Data excerpts:
↓↓↓

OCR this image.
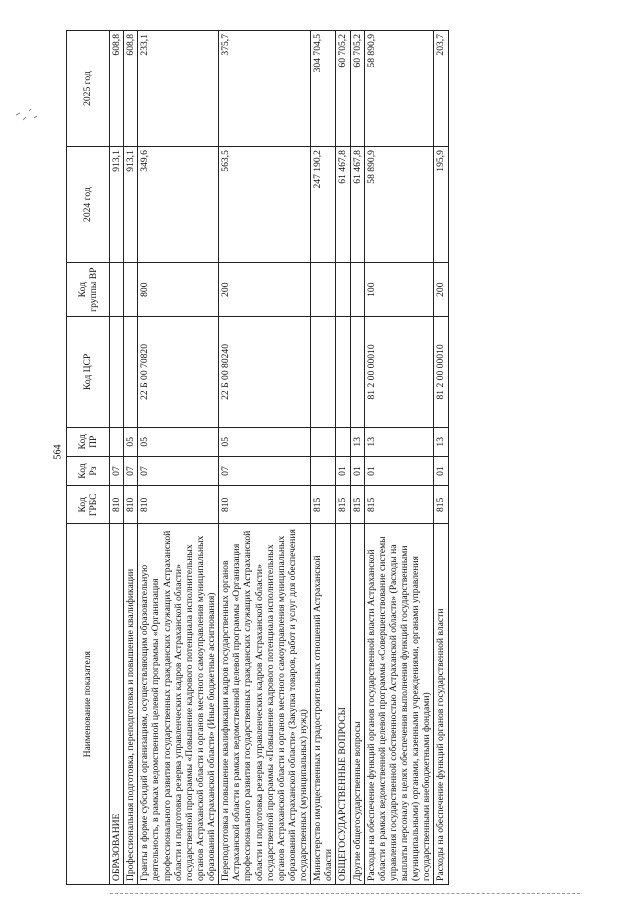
564
Наименование показателя	Код ГРБС	Код Рз	Код ПР	Код ЦСР	Код группы ВР	2024 год	2025 год
ОБРАЗОВАНИЕ	810	07				913,1	608,8
Профессиональная подготовка, переподготовка и повышение квалификации	810	07	05			913,1	608,8
Гранты в форме субсидий организациям, осуществляющим образовательную деятельность, в рамках ведомственной целевой программы «Организация профессионального развития государственных гражданских служащих Астраханской области и подготовка резерва управленческих кадров Астраханской области» государственной программы «Повышение кадрового потенциала исполнительных органов Астраханской области и органов местного самоуправления муниципальных образований Астраханской области» (Иные бюджетные ассигнования)	810	07	05	22 Б 00 70820	800	349,6	233,1
Переподготовка и повышение квалификации кадров государственных органов Астраханской области в рамках ведомственной целевой программы «Организация профессионального развития государственных гражданских служащих Астраханской области и подготовка резерва управленческих кадров Астраханской области» государственной программы «Повышение кадрового потенциала исполнительных органов Астраханской области и органов местного самоуправления муниципальных образований Астраханской области» (Закупка товаров, работ и услуг для обеспечения государственных (муниципальных) нужд)	810	07	05	22 Б 00 80240	200	563,5	375,7
Министерство имущественных и градостроительных отношений Астраханской области	815					247 190,2	304 704,5
ОБЩЕГОСУДАРСТВЕННЫЕ ВОПРОСЫ	815	01				61 467,8	60 705,2
Другие общегосударственные вопросы	815	01	13			61 467,8	60 705,2
Расходы на обеспечение функций органов государственной власти Астраханской области в рамках ведомственной целевой программы «Совершенствование системы управления государственной собственностью Астраханской области» (Расходы на выплаты персоналу в целях обеспечения выполнения функций государственными (муниципальными) органами, казенными учреждениями, органами управления государственными внебюджетными фондами)	815	01	13	81 2 00 00010	100	58 890,9	58 890,9
Расходы на обеспечение функций органов государственной власти	815	01	13	81 2 00 00010	200	195,9	203,7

↑↑↑

_Exercise task_
Each line of the data is to be duplicated exactly; pictures stay out of the copy.

_Exercise output_
OCR this image.
564
Наименование показателя	Код ГРБС	Код Рз	Код ПР	Код ЦСР	Код группы ВР	2024 год	2025 год
ОБРАЗОВАНИЕ	810	07				913,1	608,8
Профессиональная подготовка, переподготовка и повышение квалификации	810	07	05			913,1	608,8
Гранты в форме субсидий организациям, осуществляющим образовательную деятельность, в рамках ведомственной целевой программы «Организация профессионального развития государственных гражданских служащих Астраханской области и подготовка резерва управленческих кадров Астраханской области» государственной программы «Повышение кадрового потенциала исполнительных органов Астраханской области и органов местного самоуправления муниципальных образований Астраханской области» (Иные бюджетные ассигнования)	810	07	05	22 Б 00 70820	800	349,6	233,1
Переподготовка и повышение квалификации кадров государственных органов Астраханской области в рамках ведомственной целевой программы «Организация профессионального развития государственных гражданских служащих Астраханской области и подготовка резерва управленческих кадров Астраханской области» государственной программы «Повышение кадрового потенциала исполнительных органов Астраханской области и органов местного самоуправления муниципальных образований Астраханской области» (Закупка товаров, работ и услуг для обеспечения государственных (муниципальных) нужд)	810	07	05	22 Б 00 80240	200	563,5	375,7
Министерство имущественных и градостроительных отношений Астраханской области	815					247 190,2	304 704,5
ОБЩЕГОСУДАРСТВЕННЫЕ ВОПРОСЫ	815	01				61 467,8	60 705,2
Другие общегосударственные вопросы	815	01	13			61 467,8	60 705,2
Расходы на обеспечение функций органов государственной власти Астраханской области в рамках ведомственной целевой программы «Совершенствование системы управления государственной собственностью Астраханской области» (Расходы на выплаты персоналу в целях обеспечения выполнения функций государственными (муниципальными) органами, казенными учреждениями, органами управления государственными внебюджетными фондами)	815	01	13	81 2 00 00010	100	58 890,9	58 890,9
Расходы на обеспечение функций органов государственной власти	815	01	13	81 2 00 00010	200	195,9	203,7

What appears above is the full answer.